Extracts from a graphics dataset

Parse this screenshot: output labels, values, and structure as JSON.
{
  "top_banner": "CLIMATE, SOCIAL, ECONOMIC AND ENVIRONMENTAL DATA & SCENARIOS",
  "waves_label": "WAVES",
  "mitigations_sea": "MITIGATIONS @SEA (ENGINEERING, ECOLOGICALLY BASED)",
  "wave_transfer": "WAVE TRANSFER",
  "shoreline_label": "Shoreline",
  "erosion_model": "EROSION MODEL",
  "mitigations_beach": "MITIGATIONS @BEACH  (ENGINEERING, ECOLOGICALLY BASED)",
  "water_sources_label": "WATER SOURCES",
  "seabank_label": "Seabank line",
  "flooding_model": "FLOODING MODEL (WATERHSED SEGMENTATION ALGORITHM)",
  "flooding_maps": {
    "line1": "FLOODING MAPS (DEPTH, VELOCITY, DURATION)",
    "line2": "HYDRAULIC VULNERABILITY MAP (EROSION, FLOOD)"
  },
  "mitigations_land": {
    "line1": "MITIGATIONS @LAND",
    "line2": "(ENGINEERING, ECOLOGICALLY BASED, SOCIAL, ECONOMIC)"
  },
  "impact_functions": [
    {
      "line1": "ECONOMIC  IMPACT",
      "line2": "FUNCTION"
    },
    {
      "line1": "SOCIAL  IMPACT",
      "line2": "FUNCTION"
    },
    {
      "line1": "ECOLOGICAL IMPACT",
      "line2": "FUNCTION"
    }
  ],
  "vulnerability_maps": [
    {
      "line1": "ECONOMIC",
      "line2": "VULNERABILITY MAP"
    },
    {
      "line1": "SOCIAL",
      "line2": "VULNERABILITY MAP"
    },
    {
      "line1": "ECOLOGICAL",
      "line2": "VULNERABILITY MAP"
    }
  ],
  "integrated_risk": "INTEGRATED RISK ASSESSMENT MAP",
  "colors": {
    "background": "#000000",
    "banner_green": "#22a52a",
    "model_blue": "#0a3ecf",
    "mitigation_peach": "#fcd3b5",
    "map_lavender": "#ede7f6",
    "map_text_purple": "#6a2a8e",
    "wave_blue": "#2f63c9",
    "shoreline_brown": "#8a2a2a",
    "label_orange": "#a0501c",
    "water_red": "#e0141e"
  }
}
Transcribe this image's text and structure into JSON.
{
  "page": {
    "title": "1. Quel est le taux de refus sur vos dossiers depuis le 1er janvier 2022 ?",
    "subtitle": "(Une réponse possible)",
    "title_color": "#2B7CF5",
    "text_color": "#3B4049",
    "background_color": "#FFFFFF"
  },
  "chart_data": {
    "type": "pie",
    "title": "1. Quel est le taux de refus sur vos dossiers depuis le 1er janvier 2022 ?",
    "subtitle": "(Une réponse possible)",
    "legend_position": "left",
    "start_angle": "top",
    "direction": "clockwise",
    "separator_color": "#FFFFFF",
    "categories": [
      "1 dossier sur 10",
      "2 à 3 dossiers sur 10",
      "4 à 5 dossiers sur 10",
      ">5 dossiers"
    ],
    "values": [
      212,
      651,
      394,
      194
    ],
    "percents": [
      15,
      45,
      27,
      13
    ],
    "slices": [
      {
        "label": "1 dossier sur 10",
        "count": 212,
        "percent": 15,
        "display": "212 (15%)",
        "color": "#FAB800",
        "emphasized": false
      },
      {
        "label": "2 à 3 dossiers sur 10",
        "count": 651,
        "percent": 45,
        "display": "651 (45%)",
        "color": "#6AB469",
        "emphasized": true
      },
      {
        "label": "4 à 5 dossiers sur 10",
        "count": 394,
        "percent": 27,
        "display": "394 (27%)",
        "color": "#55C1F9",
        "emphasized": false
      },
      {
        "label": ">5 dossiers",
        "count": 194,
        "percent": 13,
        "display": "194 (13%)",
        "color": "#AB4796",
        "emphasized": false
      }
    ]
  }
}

EXERCISE BRIEF
Each line of the data that includes the word "BASED" counts once; report the total and nothing more.

RESPONSE TO THIS EXERCISE
3